* [ACTION ITEM]
Copy every record word for word.

======== SUPPLIED DATA

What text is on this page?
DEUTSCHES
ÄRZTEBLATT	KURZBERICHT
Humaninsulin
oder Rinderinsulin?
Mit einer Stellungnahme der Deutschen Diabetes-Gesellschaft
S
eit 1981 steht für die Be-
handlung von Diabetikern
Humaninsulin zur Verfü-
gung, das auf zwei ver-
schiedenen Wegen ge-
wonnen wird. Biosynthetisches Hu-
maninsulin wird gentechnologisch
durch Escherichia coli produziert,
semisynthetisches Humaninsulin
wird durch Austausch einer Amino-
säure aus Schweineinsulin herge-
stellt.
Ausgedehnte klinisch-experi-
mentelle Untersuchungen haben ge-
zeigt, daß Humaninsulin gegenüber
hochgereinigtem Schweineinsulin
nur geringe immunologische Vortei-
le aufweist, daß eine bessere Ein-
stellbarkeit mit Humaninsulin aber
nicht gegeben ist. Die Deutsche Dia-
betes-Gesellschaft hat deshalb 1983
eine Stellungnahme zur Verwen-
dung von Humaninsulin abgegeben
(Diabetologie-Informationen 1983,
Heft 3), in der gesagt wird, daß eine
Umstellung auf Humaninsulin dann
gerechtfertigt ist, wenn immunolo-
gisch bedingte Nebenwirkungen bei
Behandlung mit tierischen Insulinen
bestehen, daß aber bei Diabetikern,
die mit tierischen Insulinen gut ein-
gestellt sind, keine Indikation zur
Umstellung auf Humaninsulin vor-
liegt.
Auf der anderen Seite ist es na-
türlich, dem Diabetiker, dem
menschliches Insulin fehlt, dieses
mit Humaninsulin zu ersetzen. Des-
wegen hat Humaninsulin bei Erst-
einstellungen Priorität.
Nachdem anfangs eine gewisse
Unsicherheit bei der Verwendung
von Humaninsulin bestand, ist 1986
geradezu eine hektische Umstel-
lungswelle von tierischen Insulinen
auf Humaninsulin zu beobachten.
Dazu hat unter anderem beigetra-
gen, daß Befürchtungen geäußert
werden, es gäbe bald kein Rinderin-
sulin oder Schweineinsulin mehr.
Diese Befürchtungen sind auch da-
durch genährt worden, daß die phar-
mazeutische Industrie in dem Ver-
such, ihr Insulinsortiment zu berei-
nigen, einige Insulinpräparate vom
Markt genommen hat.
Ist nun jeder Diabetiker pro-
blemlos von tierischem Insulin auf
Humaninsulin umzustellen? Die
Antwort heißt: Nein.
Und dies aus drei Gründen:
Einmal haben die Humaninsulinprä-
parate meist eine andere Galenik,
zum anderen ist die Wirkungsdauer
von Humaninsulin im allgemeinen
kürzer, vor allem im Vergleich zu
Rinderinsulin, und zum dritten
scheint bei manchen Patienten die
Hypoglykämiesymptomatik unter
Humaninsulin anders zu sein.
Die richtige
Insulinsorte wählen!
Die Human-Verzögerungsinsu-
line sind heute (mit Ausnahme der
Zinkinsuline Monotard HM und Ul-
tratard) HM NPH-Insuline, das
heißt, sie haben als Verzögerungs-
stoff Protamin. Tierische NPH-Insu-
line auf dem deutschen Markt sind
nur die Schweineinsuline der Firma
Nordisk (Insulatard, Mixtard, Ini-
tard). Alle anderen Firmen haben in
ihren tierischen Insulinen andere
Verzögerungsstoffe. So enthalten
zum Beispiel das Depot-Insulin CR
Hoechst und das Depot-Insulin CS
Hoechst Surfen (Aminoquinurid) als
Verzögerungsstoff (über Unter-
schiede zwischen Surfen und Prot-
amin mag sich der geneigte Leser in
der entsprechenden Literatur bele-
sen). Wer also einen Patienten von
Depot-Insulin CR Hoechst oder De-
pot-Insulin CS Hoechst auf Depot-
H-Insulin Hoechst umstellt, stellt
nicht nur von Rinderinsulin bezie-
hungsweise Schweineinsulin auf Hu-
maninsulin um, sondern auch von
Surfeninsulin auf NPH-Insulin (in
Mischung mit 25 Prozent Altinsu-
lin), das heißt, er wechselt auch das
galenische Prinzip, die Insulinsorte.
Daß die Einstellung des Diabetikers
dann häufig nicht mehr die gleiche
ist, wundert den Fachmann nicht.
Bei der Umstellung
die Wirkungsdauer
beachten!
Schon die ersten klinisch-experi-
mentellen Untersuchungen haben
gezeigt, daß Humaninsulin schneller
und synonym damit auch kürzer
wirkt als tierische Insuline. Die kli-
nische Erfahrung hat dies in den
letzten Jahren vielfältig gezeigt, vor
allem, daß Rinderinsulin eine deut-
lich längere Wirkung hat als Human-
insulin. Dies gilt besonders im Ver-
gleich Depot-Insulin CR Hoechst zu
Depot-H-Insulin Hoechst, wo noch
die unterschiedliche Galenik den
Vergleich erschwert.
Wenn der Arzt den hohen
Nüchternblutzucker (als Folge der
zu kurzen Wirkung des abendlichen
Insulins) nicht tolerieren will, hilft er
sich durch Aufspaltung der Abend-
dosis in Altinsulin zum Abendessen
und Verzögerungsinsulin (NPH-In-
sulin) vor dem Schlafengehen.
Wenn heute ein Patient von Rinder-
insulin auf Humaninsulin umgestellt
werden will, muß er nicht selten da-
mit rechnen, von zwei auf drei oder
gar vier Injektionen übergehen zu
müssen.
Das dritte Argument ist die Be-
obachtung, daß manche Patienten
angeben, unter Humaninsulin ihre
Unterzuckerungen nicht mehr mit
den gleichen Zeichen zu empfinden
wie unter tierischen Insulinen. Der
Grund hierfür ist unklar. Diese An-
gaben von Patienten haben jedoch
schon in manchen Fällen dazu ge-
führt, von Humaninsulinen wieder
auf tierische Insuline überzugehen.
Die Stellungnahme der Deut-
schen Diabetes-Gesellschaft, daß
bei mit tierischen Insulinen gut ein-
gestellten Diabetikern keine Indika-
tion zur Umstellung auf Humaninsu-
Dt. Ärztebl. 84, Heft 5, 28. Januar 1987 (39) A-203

================

* [RESULT OF THIS EXERCISE]
What text is on this page?
DEUTSCHES
ÄRZTEBLATT	KURZBERICHT
Humaninsulin
oder Rinderinsulin?
Mit einer Stellungnahme der Deutschen Diabetes-Gesellschaft
S
eit 1981 steht für die Be-
handlung von Diabetikern
Humaninsulin zur Verfü-
gung, das auf zwei ver-
schiedenen Wegen ge-
wonnen wird. Biosynthetisches Hu-
maninsulin wird gentechnologisch
durch Escherichia coli produziert,
semisynthetisches Humaninsulin
wird durch Austausch einer Amino-
säure aus Schweineinsulin herge-
stellt.
Ausgedehnte klinisch-experi-
mentelle Untersuchungen haben ge-
zeigt, daß Humaninsulin gegenüber
hochgereinigtem Schweineinsulin
nur geringe immunologische Vortei-
le aufweist, daß eine bessere Ein-
stellbarkeit mit Humaninsulin aber
nicht gegeben ist. Die Deutsche Dia-
betes-Gesellschaft hat deshalb 1983
eine Stellungnahme zur Verwen-
dung von Humaninsulin abgegeben
(Diabetologie-Informationen 1983,
Heft 3), in der gesagt wird, daß eine
Umstellung auf Humaninsulin dann
gerechtfertigt ist, wenn immunolo-
gisch bedingte Nebenwirkungen bei
Behandlung mit tierischen Insulinen
bestehen, daß aber bei Diabetikern,
die mit tierischen Insulinen gut ein-
gestellt sind, keine Indikation zur
Umstellung auf Humaninsulin vor-
liegt.
Auf der anderen Seite ist es na-
türlich, dem Diabetiker, dem
menschliches Insulin fehlt, dieses
mit Humaninsulin zu ersetzen. Des-
wegen hat Humaninsulin bei Erst-
einstellungen Priorität.
Nachdem anfangs eine gewisse
Unsicherheit bei der Verwendung
von Humaninsulin bestand, ist 1986
geradezu eine hektische Umstel-
lungswelle von tierischen Insulinen
auf Humaninsulin zu beobachten.
Dazu hat unter anderem beigetra-
gen, daß Befürchtungen geäußert
werden, es gäbe bald kein Rinderin-
sulin oder Schweineinsulin mehr.
Diese Befürchtungen sind auch da-
durch genährt worden, daß die phar-
mazeutische Industrie in dem Ver-
such, ihr Insulinsortiment zu berei-
nigen, einige Insulinpräparate vom
Markt genommen hat.
Ist nun jeder Diabetiker pro-
blemlos von tierischem Insulin auf
Humaninsulin umzustellen? Die
Antwort heißt: Nein.
Und dies aus drei Gründen:
Einmal haben die Humaninsulinprä-
parate meist eine andere Galenik,
zum anderen ist die Wirkungsdauer
von Humaninsulin im allgemeinen
kürzer, vor allem im Vergleich zu
Rinderinsulin, und zum dritten
scheint bei manchen Patienten die
Hypoglykämiesymptomatik unter
Humaninsulin anders zu sein.
Die richtige
Insulinsorte wählen!
Die Human-Verzögerungsinsu-
line sind heute (mit Ausnahme der
Zinkinsuline Monotard HM und Ul-
tratard) HM NPH-Insuline, das
heißt, sie haben als Verzögerungs-
stoff Protamin. Tierische NPH-Insu-
line auf dem deutschen Markt sind
nur die Schweineinsuline der Firma
Nordisk (Insulatard, Mixtard, Ini-
tard). Alle anderen Firmen haben in
ihren tierischen Insulinen andere
Verzögerungsstoffe. So enthalten
zum Beispiel das Depot-Insulin CR
Hoechst und das Depot-Insulin CS
Hoechst Surfen (Aminoquinurid) als
Verzögerungsstoff (über Unter-
schiede zwischen Surfen und Prot-
amin mag sich der geneigte Leser in
der entsprechenden Literatur bele-
sen). Wer also einen Patienten von
Depot-Insulin CR Hoechst oder De-
pot-Insulin CS Hoechst auf Depot-
H-Insulin Hoechst umstellt, stellt
nicht nur von Rinderinsulin bezie-
hungsweise Schweineinsulin auf Hu-
maninsulin um, sondern auch von
Surfeninsulin auf NPH-Insulin (in
Mischung mit 25 Prozent Altinsu-
lin), das heißt, er wechselt auch das
galenische Prinzip, die Insulinsorte.
Daß die Einstellung des Diabetikers
dann häufig nicht mehr die gleiche
ist, wundert den Fachmann nicht.
Bei der Umstellung
die Wirkungsdauer
beachten!
Schon die ersten klinisch-experi-
mentellen Untersuchungen haben
gezeigt, daß Humaninsulin schneller
und synonym damit auch kürzer
wirkt als tierische Insuline. Die kli-
nische Erfahrung hat dies in den
letzten Jahren vielfältig gezeigt, vor
allem, daß Rinderinsulin eine deut-
lich längere Wirkung hat als Human-
insulin. Dies gilt besonders im Ver-
gleich Depot-Insulin CR Hoechst zu
Depot-H-Insulin Hoechst, wo noch
die unterschiedliche Galenik den
Vergleich erschwert.
Wenn der Arzt den hohen
Nüchternblutzucker (als Folge der
zu kurzen Wirkung des abendlichen
Insulins) nicht tolerieren will, hilft er
sich durch Aufspaltung der Abend-
dosis in Altinsulin zum Abendessen
und Verzögerungsinsulin (NPH-In-
sulin) vor dem Schlafengehen.
Wenn heute ein Patient von Rinder-
insulin auf Humaninsulin umgestellt
werden will, muß er nicht selten da-
mit rechnen, von zwei auf drei oder
gar vier Injektionen übergehen zu
müssen.
Das dritte Argument ist die Be-
obachtung, daß manche Patienten
angeben, unter Humaninsulin ihre
Unterzuckerungen nicht mehr mit
den gleichen Zeichen zu empfinden
wie unter tierischen Insulinen. Der
Grund hierfür ist unklar. Diese An-
gaben von Patienten haben jedoch
schon in manchen Fällen dazu ge-
führt, von Humaninsulinen wieder
auf tierische Insuline überzugehen.
Die Stellungnahme der Deut-
schen Diabetes-Gesellschaft, daß
bei mit tierischen Insulinen gut ein-
gestellten Diabetikern keine Indika-
tion zur Umstellung auf Humaninsu-
Dt. Ärztebl. 84, Heft 5, 28. Januar 1987 (39) A-203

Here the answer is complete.